→ **Description of the task**
Write out the full listing again, exactly as it stands.

[Stored records]
======

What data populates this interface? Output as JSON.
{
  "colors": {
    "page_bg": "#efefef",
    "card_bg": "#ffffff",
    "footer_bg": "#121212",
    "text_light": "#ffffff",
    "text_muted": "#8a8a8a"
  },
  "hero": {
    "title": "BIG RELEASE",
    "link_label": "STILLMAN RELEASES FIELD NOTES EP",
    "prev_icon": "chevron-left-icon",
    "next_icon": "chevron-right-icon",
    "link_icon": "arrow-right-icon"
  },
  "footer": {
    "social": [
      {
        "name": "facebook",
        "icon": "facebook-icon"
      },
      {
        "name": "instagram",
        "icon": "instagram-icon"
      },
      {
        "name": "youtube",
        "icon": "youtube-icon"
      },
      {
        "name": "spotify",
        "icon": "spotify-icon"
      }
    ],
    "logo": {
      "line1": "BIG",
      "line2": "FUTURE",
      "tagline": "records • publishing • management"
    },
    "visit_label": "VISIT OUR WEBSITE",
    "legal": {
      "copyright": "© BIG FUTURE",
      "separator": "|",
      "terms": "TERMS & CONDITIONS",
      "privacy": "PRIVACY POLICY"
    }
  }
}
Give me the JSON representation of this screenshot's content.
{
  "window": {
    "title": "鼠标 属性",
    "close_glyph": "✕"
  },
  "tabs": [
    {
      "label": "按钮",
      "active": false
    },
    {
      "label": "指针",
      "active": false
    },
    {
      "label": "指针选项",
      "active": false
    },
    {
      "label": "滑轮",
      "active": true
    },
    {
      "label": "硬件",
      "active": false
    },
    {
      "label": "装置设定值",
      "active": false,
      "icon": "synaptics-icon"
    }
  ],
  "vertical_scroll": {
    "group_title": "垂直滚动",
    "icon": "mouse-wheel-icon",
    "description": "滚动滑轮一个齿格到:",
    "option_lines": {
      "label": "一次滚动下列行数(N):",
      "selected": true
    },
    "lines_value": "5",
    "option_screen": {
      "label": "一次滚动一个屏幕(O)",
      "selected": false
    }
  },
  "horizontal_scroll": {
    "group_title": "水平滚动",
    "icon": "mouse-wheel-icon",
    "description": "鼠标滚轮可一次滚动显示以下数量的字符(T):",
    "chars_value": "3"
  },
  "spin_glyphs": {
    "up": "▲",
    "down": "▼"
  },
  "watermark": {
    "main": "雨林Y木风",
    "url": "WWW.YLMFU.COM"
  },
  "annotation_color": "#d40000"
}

======

→ **Finished task**
What data populates this interface? Output as JSON.
{
  "colors": {
    "page_bg": "#efefef",
    "card_bg": "#ffffff",
    "footer_bg": "#121212",
    "text_light": "#ffffff",
    "text_muted": "#8a8a8a"
  },
  "hero": {
    "title": "BIG RELEASE",
    "link_label": "STILLMAN RELEASES FIELD NOTES EP",
    "prev_icon": "chevron-left-icon",
    "next_icon": "chevron-right-icon",
    "link_icon": "arrow-right-icon"
  },
  "footer": {
    "social": [
      {
        "name": "facebook",
        "icon": "facebook-icon"
      },
      {
        "name": "instagram",
        "icon": "instagram-icon"
      },
      {
        "name": "youtube",
        "icon": "youtube-icon"
      },
      {
        "name": "spotify",
        "icon": "spotify-icon"
      }
    ],
    "logo": {
      "line1": "BIG",
      "line2": "FUTURE",
      "tagline": "records • publishing • management"
    },
    "visit_label": "VISIT OUR WEBSITE",
    "legal": {
      "copyright": "© BIG FUTURE",
      "separator": "|",
      "terms": "TERMS & CONDITIONS",
      "privacy": "PRIVACY POLICY"
    }
  }
}
Give me the JSON representation of this screenshot's content.
{
  "window": {
    "title": "鼠标 属性",
    "close_glyph": "✕"
  },
  "tabs": [
    {
      "label": "按钮",
      "active": false
    },
    {
      "label": "指针",
      "active": false
    },
    {
      "label": "指针选项",
      "active": false
    },
    {
      "label": "滑轮",
      "active": true
    },
    {
      "label": "硬件",
      "active": false
    },
    {
      "label": "装置设定值",
      "active": false,
      "icon": "synaptics-icon"
    }
  ],
  "vertical_scroll": {
    "group_title": "垂直滚动",
    "icon": "mouse-wheel-icon",
    "description": "滚动滑轮一个齿格到:",
    "option_lines": {
      "label": "一次滚动下列行数(N):",
      "selected": true
    },
    "lines_value": "5",
    "option_screen": {
      "label": "一次滚动一个屏幕(O)",
      "selected": false
    }
  },
  "horizontal_scroll": {
    "group_title": "水平滚动",
    "icon": "mouse-wheel-icon",
    "description": "鼠标滚轮可一次滚动显示以下数量的字符(T):",
    "chars_value": "3"
  },
  "spin_glyphs": {
    "up": "▲",
    "down": "▼"
  },
  "watermark": {
    "main": "雨林Y木风",
    "url": "WWW.YLMFU.COM"
  },
  "annotation_color": "#d40000"
}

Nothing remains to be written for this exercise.